**Work to do:**
- 1) In the Columbia River Gorge passage, condense the paragraph beginning "Start your day with a stop" into a short bulleted list that keeps its main facts.
- 2) Pick out every line of the rows that contains the string "CENTESIMI", matching case exactly.

**Excerpted passage:**
------------------------------------------------

Hood River / Columbia River Gorge National Scenic Area
Start your day with a stop at the towering Multnomah Falls, the tallest falls in Oregon. Then, make your way to two fabulous wineries in the Columbia Gorge AVA for a date with the winemakers. Enjoy a tasting at Hood River’s Hood Crest Winery—kicking back in the relaxed outdoor seating and maybe trying one of their wood-fired pizzas. At Mt. Hood Winery, the expertise of eight generations of winemakers is yours to savor—tour and taste at this century-old farm under the watchful gaze of the winery’s volcanic namesake. Back on board, cruise upriver through the Columbia River Gorge’s diverse collection of ecosystems. At 80 miles long and up to 4,000 feet deep, this river canyon cuts the only sea level route through the Cascade Mountains.

------------------------------------------------

**Provided data:**
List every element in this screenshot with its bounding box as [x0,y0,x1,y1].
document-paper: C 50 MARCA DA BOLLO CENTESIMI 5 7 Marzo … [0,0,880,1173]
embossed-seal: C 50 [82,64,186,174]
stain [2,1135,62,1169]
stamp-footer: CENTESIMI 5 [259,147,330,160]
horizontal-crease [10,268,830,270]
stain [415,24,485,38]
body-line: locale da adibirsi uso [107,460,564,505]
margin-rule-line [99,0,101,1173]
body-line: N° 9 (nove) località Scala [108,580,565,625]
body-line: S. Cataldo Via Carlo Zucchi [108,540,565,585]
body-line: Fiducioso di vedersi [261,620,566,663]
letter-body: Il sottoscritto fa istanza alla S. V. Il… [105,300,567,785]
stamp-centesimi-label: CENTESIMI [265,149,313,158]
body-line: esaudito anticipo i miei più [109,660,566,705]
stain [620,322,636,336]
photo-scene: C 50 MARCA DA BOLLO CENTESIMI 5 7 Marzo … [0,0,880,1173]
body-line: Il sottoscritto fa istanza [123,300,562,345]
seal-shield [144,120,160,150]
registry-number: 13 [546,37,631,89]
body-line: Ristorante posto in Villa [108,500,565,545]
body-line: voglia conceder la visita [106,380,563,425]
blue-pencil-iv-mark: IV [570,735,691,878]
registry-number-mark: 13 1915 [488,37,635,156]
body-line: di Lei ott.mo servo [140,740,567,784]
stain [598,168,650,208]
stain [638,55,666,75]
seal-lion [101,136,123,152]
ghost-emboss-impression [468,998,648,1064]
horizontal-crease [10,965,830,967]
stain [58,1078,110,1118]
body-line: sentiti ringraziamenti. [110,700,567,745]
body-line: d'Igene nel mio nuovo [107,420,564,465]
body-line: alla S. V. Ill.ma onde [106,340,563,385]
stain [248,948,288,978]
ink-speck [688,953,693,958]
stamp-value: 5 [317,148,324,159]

------------------------------------------------

**Written answers:**
- 1)
- Stop at Multnomah Falls, the tallest falls in Oregon.
- Visit two wineries in the Columbia Gorge AVA to meet the winemakers.
- At Hood Crest Winery in Hood River, enjoy a tasting in relaxed outdoor seating, and perhaps a wood-fired pizza.
- At Mt. Hood Winery, tour and taste at a century-old farm backed by eight generations of winemakers, beneath the volcano the winery is named for.
- Cruise upriver through the gorge's diverse ecosystems.
- The gorge is 80 miles long and up to 4,000 feet deep, and it is the only sea-level route through the Cascade Mountains.

- 2)
document-paper: C 50 MARCA DA BOLLO CENTESIMI 5 7 Marzo … [0,0,880,1173]
stamp-footer: CENTESIMI 5 [259,147,330,160]
stamp-centesimi-label: CENTESIMI [265,149,313,158]
photo-scene: C 50 MARCA DA BOLLO CENTESIMI 5 7 Marzo … [0,0,880,1173]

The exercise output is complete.